> _Collected data_:
**********

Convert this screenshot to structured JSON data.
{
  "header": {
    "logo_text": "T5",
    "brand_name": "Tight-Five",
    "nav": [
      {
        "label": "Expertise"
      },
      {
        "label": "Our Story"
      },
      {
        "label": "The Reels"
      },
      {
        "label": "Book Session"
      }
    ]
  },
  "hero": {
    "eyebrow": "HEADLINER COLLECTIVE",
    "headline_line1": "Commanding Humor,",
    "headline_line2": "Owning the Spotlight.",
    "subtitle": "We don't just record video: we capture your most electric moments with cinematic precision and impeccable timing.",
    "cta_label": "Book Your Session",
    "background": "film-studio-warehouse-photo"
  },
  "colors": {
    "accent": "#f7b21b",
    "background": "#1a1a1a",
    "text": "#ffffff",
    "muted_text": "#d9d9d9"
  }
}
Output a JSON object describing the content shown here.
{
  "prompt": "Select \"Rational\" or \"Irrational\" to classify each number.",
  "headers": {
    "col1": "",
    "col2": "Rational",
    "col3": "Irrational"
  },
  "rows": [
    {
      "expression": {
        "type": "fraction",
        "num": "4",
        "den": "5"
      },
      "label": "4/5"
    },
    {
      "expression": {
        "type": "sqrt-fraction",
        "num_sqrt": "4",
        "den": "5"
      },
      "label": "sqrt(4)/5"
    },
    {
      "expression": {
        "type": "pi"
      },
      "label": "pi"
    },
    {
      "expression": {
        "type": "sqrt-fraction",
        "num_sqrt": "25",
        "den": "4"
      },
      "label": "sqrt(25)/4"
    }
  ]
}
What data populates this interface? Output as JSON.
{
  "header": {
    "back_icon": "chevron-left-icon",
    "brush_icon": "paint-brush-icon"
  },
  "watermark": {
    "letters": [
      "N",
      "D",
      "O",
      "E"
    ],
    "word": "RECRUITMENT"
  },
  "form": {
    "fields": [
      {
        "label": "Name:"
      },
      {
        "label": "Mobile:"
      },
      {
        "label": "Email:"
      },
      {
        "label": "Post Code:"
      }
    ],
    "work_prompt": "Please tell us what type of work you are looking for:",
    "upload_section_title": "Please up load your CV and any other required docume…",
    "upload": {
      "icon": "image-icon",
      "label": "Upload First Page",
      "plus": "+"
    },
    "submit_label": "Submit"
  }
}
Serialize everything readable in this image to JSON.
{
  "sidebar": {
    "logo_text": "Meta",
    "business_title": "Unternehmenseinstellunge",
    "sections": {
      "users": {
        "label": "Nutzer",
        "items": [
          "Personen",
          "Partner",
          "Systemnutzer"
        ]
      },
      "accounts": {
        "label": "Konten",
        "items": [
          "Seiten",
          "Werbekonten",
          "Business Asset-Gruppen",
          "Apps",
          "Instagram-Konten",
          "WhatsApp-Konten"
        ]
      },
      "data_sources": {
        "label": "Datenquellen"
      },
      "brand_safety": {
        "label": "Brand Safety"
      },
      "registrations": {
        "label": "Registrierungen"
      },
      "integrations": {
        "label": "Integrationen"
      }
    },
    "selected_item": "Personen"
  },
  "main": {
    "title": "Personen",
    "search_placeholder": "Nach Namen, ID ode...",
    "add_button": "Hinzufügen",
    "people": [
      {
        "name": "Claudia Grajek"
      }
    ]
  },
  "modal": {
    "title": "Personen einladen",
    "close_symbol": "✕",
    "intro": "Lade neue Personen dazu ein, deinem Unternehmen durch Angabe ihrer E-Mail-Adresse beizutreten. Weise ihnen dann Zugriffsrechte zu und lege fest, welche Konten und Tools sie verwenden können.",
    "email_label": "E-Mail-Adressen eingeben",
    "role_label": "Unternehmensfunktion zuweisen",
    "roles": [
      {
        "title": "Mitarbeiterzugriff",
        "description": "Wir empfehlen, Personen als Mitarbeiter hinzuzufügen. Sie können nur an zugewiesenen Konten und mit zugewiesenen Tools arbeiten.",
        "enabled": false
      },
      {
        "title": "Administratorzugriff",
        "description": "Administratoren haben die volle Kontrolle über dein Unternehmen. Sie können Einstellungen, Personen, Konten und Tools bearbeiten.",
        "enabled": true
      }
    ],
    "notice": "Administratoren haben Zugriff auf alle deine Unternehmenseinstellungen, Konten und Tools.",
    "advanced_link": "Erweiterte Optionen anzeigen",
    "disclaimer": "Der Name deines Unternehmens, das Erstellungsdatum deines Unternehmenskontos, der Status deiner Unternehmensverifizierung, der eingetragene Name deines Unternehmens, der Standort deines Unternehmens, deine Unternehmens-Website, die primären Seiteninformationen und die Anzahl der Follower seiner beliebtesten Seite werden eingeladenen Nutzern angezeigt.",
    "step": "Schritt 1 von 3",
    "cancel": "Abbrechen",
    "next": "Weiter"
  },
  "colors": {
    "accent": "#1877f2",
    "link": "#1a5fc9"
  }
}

**********

> _Aim_: Identify the lines in the entries that hold "Session" and return each one.

> _Correct answer_:
        "label": "Book Session"
    "cta_label": "Book Your Session",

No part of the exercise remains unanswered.